WHAT THE EXERCISE ASKS: How many lines in the records below hold the string "khách"? Answer with the number alone.

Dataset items

* START *

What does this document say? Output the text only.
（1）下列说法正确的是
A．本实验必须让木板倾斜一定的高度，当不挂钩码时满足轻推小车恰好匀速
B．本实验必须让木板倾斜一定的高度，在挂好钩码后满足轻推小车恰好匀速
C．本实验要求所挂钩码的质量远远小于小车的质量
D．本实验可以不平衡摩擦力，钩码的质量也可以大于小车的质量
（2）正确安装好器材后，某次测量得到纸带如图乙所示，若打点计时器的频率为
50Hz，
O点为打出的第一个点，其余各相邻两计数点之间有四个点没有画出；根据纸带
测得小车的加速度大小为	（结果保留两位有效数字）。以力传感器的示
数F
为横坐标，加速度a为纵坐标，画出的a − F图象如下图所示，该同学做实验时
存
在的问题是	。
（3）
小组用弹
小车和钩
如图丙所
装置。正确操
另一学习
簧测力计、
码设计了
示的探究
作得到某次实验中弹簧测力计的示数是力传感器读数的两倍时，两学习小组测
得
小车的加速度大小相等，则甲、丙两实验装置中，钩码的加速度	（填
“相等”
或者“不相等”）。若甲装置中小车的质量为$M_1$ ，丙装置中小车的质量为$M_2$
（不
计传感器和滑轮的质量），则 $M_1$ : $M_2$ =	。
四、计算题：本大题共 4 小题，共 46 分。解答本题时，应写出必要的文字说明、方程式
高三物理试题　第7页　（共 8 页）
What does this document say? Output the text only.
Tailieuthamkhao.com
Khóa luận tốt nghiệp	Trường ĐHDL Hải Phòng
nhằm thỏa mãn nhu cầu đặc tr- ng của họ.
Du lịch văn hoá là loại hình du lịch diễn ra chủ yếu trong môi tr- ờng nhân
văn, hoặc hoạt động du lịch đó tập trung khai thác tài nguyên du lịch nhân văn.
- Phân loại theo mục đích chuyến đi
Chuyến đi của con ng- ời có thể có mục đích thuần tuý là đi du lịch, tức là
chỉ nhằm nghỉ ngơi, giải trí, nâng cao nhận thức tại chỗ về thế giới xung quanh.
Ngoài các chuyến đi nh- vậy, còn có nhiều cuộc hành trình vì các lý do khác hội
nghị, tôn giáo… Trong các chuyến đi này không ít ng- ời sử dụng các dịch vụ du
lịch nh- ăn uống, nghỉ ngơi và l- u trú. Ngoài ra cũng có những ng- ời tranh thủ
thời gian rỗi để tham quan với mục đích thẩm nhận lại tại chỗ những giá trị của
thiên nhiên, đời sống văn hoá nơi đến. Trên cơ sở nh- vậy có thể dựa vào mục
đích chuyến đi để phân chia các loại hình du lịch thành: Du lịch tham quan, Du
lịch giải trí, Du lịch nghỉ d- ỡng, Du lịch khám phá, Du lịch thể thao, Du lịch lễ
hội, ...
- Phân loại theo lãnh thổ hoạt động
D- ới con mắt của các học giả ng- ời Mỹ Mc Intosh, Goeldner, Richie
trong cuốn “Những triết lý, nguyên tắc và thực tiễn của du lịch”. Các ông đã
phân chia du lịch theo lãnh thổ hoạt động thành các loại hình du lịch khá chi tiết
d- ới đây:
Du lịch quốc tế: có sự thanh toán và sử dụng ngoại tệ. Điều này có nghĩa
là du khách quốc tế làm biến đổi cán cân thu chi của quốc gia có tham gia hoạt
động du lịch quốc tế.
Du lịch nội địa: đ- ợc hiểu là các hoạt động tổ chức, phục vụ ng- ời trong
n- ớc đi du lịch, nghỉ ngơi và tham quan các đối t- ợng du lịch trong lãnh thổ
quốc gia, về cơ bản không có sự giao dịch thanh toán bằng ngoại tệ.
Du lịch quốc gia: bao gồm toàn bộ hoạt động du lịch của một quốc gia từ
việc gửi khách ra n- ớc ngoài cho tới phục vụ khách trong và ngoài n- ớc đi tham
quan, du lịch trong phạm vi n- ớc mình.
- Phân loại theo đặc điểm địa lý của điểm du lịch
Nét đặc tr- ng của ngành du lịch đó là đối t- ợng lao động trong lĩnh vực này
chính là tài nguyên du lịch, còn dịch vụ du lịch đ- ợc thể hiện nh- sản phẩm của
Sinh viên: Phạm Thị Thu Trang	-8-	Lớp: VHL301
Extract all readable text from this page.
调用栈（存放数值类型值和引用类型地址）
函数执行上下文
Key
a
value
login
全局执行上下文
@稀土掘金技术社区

* END *

ANSWER FOR THE TASK: 2